↓↓↓

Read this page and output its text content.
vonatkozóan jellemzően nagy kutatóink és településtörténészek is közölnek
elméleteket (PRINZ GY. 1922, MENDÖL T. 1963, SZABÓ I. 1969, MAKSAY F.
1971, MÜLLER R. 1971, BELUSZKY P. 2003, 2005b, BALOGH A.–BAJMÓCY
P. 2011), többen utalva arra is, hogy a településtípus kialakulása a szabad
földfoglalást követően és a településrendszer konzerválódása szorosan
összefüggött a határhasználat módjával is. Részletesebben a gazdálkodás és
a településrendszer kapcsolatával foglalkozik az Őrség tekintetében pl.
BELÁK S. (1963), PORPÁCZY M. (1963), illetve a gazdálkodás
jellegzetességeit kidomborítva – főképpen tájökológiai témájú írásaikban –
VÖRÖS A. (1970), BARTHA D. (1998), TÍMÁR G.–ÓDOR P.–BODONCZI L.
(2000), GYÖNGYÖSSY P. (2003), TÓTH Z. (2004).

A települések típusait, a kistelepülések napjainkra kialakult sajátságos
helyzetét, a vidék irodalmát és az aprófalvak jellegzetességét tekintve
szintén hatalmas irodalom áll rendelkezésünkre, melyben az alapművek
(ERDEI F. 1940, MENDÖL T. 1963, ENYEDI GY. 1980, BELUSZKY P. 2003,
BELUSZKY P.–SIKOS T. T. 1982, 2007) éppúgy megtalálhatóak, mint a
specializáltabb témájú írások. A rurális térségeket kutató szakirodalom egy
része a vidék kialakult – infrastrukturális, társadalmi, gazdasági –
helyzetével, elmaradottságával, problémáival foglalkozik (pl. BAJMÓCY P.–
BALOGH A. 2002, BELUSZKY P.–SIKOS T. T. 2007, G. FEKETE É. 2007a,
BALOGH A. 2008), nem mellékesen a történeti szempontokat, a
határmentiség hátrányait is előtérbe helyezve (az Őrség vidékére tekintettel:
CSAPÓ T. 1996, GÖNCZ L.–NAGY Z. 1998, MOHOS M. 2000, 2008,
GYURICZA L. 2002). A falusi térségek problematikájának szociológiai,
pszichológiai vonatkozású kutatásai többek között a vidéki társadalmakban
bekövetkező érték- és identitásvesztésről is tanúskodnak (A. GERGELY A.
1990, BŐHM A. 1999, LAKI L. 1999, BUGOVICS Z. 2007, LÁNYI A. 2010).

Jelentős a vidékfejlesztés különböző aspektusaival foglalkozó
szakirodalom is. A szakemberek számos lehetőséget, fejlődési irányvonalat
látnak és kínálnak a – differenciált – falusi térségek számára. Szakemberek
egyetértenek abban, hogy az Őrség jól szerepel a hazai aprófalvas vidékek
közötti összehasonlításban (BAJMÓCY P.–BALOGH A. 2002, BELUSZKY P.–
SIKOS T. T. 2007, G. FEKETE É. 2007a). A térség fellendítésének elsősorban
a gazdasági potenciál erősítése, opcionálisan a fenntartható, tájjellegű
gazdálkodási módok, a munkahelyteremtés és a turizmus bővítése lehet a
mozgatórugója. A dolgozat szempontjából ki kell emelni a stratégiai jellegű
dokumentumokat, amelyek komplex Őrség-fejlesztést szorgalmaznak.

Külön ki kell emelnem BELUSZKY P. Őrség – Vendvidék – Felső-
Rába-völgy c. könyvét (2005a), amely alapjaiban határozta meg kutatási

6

↑↑↑

#### TASK BRIEF
Each record above should be repeated exactly as it appears.

#### WRITTEN ANSWER
Read this page and output its text content.
vonatkozóan jellemzően nagy kutatóink és településtörténészek is közölnek
elméleteket (PRINZ GY. 1922, MENDÖL T. 1963, SZABÓ I. 1969, MAKSAY F.
1971, MÜLLER R. 1971, BELUSZKY P. 2003, 2005b, BALOGH A.–BAJMÓCY
P. 2011), többen utalva arra is, hogy a településtípus kialakulása a szabad
földfoglalást követően és a településrendszer konzerválódása szorosan
összefüggött a határhasználat módjával is. Részletesebben a gazdálkodás és
a településrendszer kapcsolatával foglalkozik az Őrség tekintetében pl.
BELÁK S. (1963), PORPÁCZY M. (1963), illetve a gazdálkodás
jellegzetességeit kidomborítva – főképpen tájökológiai témájú írásaikban –
VÖRÖS A. (1970), BARTHA D. (1998), TÍMÁR G.–ÓDOR P.–BODONCZI L.
(2000), GYÖNGYÖSSY P. (2003), TÓTH Z. (2004).

A települések típusait, a kistelepülések napjainkra kialakult sajátságos
helyzetét, a vidék irodalmát és az aprófalvak jellegzetességét tekintve
szintén hatalmas irodalom áll rendelkezésünkre, melyben az alapművek
(ERDEI F. 1940, MENDÖL T. 1963, ENYEDI GY. 1980, BELUSZKY P. 2003,
BELUSZKY P.–SIKOS T. T. 1982, 2007) éppúgy megtalálhatóak, mint a
specializáltabb témájú írások. A rurális térségeket kutató szakirodalom egy
része a vidék kialakult – infrastrukturális, társadalmi, gazdasági –
helyzetével, elmaradottságával, problémáival foglalkozik (pl. BAJMÓCY P.–
BALOGH A. 2002, BELUSZKY P.–SIKOS T. T. 2007, G. FEKETE É. 2007a,
BALOGH A. 2008), nem mellékesen a történeti szempontokat, a
határmentiség hátrányait is előtérbe helyezve (az Őrség vidékére tekintettel:
CSAPÓ T. 1996, GÖNCZ L.–NAGY Z. 1998, MOHOS M. 2000, 2008,
GYURICZA L. 2002). A falusi térségek problematikájának szociológiai,
pszichológiai vonatkozású kutatásai többek között a vidéki társadalmakban
bekövetkező érték- és identitásvesztésről is tanúskodnak (A. GERGELY A.
1990, BŐHM A. 1999, LAKI L. 1999, BUGOVICS Z. 2007, LÁNYI A. 2010).

Jelentős a vidékfejlesztés különböző aspektusaival foglalkozó
szakirodalom is. A szakemberek számos lehetőséget, fejlődési irányvonalat
látnak és kínálnak a – differenciált – falusi térségek számára. Szakemberek
egyetértenek abban, hogy az Őrség jól szerepel a hazai aprófalvas vidékek
közötti összehasonlításban (BAJMÓCY P.–BALOGH A. 2002, BELUSZKY P.–
SIKOS T. T. 2007, G. FEKETE É. 2007a). A térség fellendítésének elsősorban
a gazdasági potenciál erősítése, opcionálisan a fenntartható, tájjellegű
gazdálkodási módok, a munkahelyteremtés és a turizmus bővítése lehet a
mozgatórugója. A dolgozat szempontjából ki kell emelni a stratégiai jellegű
dokumentumokat, amelyek komplex Őrség-fejlesztést szorgalmaznak.

Külön ki kell emelnem BELUSZKY P. Őrség – Vendvidék – Felső-
Rába-völgy c. könyvét (2005a), amely alapjaiban határozta meg kutatási

6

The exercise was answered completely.